• _What is needed_: Find every line in the records that holds the string "support". Copy each one.

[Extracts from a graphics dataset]

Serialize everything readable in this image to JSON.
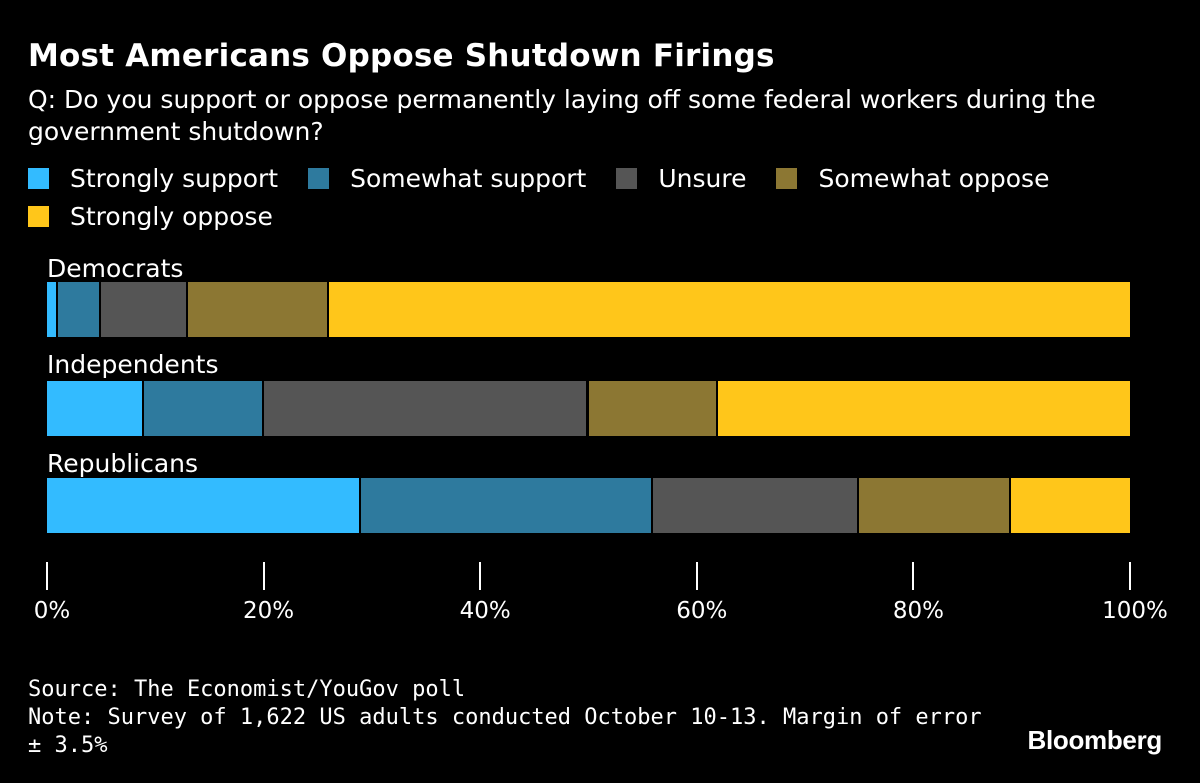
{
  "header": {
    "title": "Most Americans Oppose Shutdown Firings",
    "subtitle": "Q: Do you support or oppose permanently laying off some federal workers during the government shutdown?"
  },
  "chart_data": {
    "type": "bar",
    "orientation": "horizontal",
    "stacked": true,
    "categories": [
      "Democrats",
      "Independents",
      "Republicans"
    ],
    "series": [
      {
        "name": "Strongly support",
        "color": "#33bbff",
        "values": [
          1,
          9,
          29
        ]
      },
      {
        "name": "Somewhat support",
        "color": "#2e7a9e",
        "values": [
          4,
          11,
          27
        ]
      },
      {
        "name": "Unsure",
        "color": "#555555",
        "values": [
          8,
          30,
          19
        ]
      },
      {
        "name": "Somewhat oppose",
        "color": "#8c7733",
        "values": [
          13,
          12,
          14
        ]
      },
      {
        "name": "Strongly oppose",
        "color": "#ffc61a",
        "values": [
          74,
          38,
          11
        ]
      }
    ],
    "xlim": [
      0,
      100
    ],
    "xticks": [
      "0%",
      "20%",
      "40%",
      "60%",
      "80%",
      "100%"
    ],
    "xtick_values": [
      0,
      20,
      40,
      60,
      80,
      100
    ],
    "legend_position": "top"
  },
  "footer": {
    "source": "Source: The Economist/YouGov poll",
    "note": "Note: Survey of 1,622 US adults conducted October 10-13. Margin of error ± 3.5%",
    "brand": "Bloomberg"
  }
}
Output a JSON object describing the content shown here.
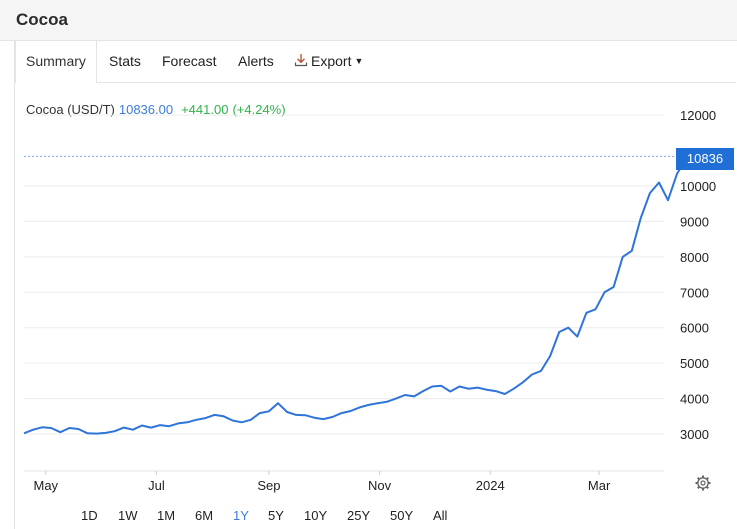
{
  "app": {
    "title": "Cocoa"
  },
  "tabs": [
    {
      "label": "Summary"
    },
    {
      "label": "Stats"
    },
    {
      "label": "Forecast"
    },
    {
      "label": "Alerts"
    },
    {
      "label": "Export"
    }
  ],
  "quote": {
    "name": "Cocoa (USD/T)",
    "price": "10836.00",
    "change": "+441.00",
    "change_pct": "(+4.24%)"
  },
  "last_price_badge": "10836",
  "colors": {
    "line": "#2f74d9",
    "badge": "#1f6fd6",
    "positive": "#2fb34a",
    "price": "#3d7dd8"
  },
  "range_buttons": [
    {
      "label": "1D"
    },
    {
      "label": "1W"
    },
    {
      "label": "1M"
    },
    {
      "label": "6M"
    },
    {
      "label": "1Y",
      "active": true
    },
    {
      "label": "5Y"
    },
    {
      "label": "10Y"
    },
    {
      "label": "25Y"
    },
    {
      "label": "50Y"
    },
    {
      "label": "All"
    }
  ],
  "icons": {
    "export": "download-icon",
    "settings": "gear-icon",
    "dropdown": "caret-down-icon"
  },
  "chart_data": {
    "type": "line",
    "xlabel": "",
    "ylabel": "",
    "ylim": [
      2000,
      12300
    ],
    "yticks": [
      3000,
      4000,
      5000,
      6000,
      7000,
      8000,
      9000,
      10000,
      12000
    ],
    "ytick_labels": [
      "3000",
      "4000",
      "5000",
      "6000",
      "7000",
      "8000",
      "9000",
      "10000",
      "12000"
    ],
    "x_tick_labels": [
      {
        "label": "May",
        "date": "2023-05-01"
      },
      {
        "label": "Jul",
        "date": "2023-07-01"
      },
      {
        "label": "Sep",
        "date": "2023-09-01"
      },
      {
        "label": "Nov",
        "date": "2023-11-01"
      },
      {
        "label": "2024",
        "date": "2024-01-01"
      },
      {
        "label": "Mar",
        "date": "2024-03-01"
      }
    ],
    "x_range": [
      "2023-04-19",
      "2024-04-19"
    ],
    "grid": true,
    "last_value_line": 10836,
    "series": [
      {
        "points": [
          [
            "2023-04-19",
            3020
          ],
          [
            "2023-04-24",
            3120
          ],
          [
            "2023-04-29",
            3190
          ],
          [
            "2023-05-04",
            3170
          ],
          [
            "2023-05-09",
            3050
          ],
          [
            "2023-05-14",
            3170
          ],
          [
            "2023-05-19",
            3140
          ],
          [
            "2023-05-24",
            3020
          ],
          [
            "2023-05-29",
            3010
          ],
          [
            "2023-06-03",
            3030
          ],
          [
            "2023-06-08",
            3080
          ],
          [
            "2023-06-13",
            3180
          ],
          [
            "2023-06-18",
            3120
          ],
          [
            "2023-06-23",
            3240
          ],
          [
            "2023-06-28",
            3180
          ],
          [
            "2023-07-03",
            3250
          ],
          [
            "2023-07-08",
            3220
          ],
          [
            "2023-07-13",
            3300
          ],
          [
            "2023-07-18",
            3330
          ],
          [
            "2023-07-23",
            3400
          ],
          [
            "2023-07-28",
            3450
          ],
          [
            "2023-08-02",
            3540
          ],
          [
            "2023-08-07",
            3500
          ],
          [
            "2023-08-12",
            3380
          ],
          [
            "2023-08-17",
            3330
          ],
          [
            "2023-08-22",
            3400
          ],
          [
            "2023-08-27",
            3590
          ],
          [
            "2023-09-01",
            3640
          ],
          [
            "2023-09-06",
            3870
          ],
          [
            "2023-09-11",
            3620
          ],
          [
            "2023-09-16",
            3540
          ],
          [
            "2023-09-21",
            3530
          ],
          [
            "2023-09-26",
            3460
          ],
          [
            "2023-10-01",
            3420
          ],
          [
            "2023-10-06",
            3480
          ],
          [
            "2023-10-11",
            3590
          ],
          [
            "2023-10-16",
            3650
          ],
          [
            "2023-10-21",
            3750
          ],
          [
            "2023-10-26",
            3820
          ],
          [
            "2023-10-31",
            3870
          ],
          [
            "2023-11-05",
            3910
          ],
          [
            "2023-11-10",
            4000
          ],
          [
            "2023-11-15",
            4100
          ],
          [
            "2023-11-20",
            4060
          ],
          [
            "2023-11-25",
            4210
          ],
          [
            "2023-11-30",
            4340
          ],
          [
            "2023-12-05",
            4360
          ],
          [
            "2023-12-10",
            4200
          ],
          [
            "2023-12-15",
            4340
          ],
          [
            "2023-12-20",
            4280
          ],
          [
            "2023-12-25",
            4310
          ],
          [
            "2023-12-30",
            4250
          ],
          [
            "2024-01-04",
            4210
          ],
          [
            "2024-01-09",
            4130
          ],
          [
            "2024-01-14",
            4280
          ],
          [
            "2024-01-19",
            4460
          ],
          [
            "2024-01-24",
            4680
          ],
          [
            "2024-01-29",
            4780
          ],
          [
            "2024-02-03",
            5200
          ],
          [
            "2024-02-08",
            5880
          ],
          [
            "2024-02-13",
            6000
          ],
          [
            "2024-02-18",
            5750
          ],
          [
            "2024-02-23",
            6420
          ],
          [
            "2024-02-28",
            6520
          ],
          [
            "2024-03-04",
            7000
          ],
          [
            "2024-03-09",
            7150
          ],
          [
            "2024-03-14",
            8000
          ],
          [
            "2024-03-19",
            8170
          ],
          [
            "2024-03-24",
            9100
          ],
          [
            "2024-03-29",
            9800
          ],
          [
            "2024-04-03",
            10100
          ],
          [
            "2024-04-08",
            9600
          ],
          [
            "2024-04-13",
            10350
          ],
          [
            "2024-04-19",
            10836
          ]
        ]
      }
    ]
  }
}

--

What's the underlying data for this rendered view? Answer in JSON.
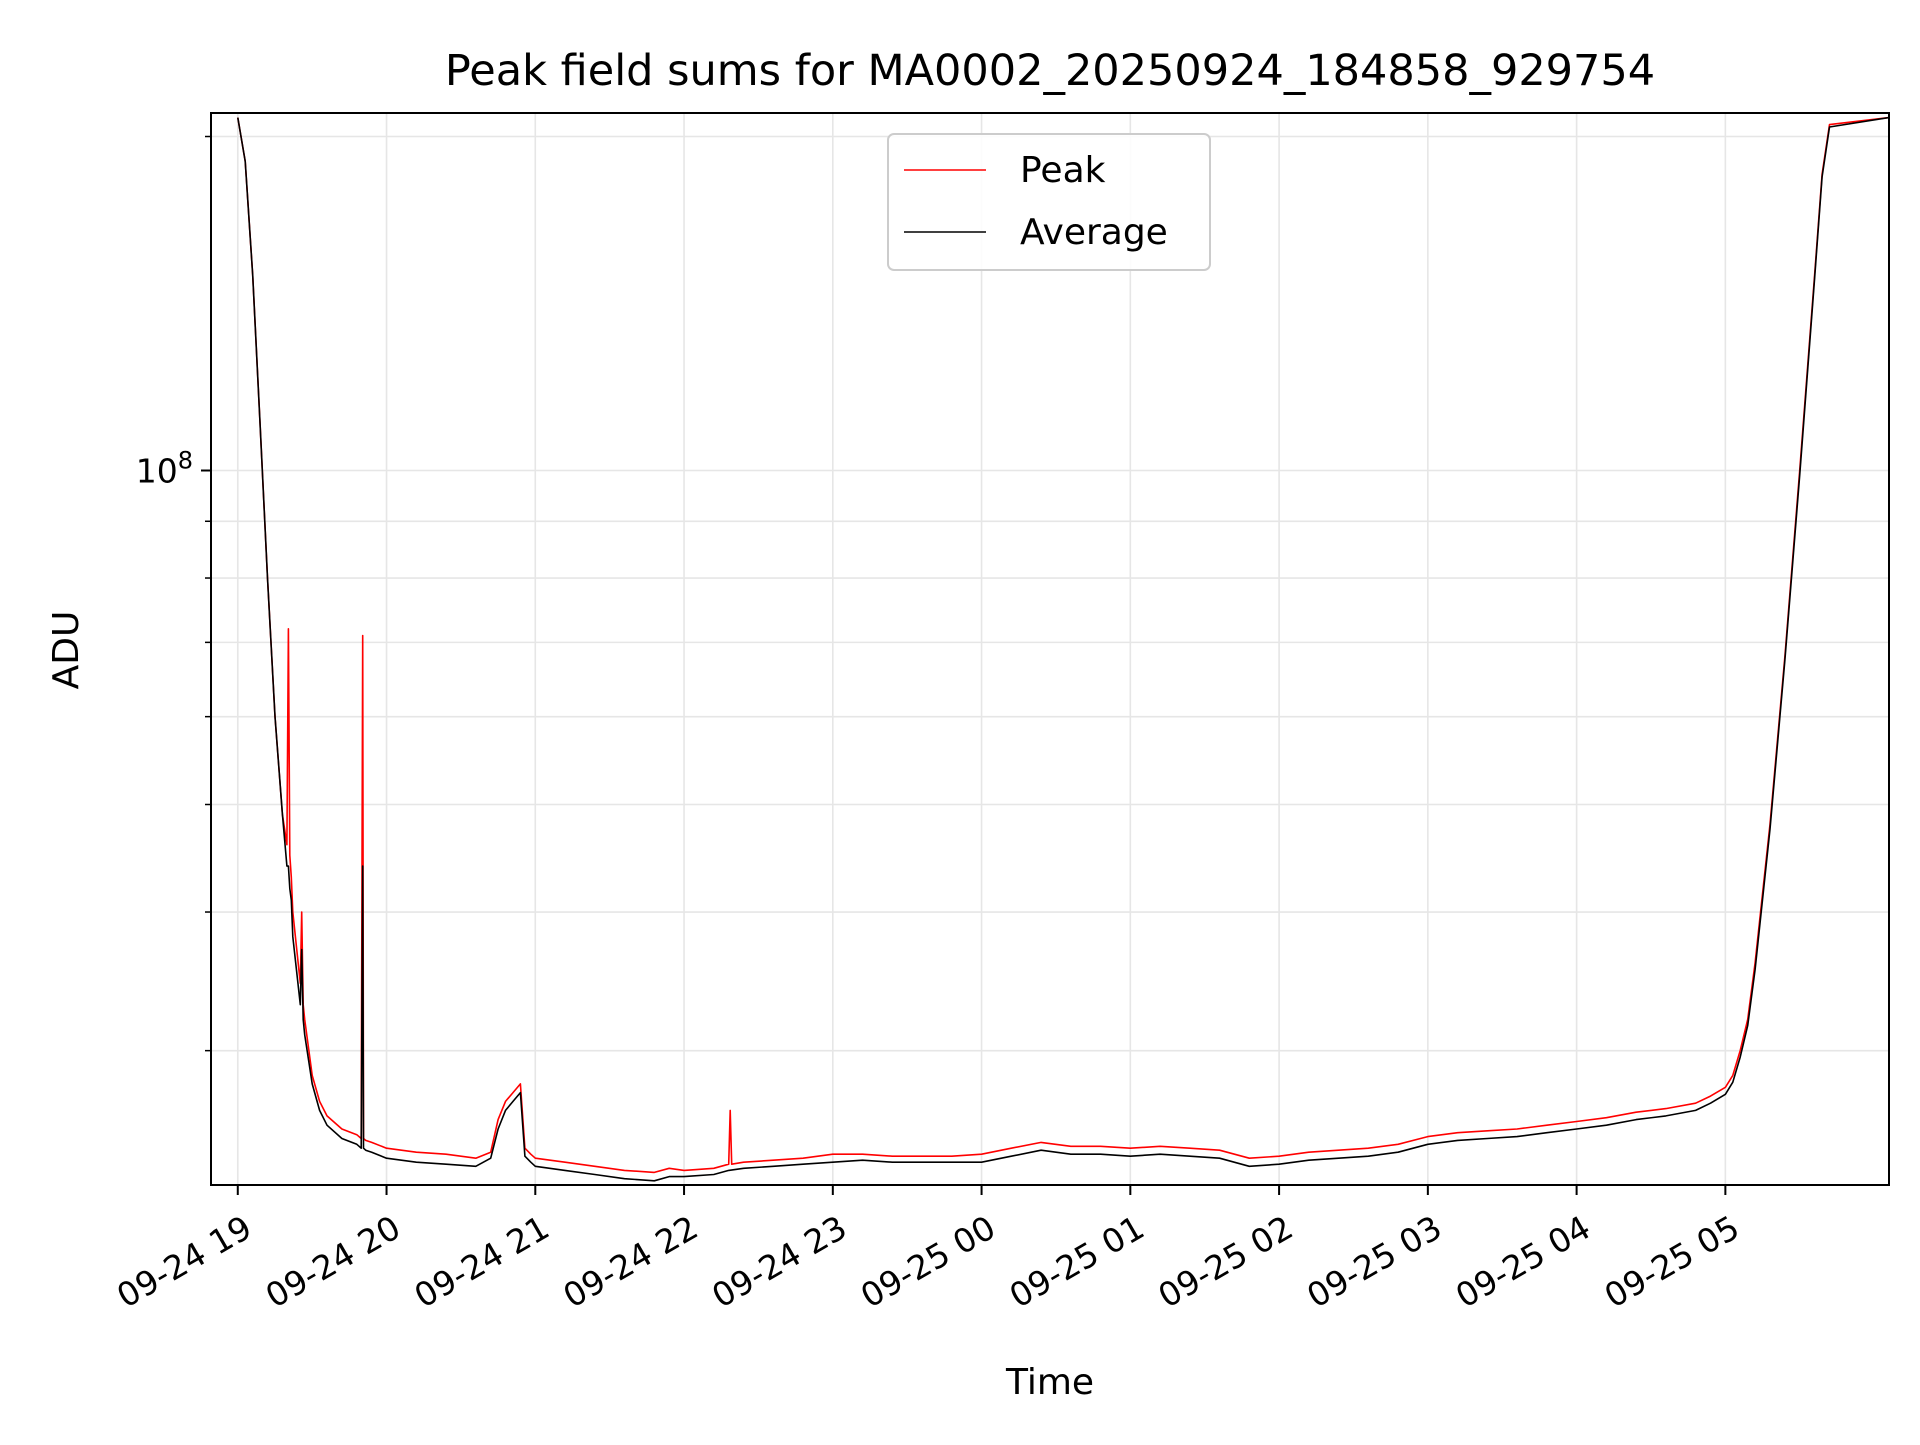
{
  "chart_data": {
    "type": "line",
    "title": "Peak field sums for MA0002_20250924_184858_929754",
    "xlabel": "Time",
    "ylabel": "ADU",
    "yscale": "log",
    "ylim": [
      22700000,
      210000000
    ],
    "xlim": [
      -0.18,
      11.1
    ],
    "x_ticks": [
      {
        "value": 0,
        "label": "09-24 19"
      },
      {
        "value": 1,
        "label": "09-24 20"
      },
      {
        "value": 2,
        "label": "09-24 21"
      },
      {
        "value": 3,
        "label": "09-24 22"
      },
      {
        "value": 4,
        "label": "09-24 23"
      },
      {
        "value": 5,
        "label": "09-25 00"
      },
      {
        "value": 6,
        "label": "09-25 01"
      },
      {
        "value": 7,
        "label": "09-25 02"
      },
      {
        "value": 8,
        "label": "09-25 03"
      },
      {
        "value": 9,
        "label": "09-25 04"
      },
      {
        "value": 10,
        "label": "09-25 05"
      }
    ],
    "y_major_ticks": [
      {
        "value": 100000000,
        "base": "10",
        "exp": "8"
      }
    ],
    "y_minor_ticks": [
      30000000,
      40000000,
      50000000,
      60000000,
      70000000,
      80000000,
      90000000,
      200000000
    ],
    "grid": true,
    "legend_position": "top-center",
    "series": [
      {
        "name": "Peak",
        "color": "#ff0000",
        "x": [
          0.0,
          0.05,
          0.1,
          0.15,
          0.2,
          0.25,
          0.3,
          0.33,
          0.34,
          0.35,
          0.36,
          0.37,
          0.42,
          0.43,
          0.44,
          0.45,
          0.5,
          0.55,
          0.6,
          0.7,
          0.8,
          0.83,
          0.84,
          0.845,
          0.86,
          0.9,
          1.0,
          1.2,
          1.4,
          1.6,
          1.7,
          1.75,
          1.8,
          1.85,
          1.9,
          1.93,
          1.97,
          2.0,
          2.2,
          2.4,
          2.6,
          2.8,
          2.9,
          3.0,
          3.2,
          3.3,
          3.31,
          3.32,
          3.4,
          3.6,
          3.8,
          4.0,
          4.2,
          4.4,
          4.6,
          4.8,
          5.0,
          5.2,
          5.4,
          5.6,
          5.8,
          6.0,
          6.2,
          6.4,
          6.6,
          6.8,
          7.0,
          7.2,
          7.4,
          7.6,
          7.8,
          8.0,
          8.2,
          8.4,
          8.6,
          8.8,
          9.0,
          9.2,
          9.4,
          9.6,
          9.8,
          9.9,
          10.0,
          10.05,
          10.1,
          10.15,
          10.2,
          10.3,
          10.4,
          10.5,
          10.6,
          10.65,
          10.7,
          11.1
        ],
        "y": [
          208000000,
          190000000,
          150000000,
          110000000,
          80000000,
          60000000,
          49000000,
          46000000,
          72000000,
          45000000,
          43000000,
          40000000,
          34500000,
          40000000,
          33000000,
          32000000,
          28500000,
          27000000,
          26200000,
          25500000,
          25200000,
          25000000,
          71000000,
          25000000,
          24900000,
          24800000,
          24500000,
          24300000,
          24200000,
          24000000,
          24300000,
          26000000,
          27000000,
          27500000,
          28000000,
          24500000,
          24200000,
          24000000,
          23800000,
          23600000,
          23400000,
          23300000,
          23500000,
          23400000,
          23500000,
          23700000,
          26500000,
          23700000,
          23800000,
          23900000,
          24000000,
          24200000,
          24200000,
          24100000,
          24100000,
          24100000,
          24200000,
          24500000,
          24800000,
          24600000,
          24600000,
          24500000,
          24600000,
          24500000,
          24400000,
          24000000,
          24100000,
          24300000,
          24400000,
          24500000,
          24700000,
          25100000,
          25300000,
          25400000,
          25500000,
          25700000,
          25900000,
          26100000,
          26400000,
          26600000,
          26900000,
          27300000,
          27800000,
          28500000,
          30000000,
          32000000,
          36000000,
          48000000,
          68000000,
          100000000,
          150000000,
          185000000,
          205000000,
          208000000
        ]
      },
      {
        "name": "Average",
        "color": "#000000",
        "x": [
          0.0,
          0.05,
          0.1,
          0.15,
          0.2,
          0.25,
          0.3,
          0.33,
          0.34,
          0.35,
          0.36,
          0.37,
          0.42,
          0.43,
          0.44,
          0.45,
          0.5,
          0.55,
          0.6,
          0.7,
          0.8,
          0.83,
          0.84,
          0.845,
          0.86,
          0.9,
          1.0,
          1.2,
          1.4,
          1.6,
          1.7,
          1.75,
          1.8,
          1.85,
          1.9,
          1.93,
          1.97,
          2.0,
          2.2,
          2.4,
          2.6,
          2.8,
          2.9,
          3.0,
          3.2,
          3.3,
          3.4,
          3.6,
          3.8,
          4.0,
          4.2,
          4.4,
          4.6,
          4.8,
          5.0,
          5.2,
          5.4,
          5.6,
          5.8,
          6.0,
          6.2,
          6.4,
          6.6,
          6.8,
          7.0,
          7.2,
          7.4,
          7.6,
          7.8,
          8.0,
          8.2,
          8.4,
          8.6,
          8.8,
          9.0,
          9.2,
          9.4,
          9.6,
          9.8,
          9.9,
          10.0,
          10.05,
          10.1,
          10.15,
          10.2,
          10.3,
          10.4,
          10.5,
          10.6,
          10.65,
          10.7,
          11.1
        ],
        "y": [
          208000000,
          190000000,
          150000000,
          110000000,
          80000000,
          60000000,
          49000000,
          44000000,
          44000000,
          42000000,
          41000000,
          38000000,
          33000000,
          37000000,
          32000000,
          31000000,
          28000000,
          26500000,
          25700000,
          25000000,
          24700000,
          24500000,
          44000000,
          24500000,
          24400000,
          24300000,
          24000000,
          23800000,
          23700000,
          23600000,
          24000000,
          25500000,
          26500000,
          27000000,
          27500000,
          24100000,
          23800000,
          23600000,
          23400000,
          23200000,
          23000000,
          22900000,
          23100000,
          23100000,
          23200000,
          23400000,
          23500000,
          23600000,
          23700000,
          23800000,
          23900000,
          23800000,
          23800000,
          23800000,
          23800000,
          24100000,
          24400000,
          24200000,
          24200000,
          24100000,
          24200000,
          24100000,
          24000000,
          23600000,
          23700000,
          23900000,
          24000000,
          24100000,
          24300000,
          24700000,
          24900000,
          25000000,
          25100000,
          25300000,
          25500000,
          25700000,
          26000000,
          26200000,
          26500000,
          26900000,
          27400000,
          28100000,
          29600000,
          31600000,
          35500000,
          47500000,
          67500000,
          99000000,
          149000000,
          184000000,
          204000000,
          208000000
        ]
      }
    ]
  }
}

• _The solution_:
    "subtitle": "Q: Do you support or oppose permanently laying off some federal workers during the government shutdown?"
        "name": "Strongly support",
        "name": "Somewhat support",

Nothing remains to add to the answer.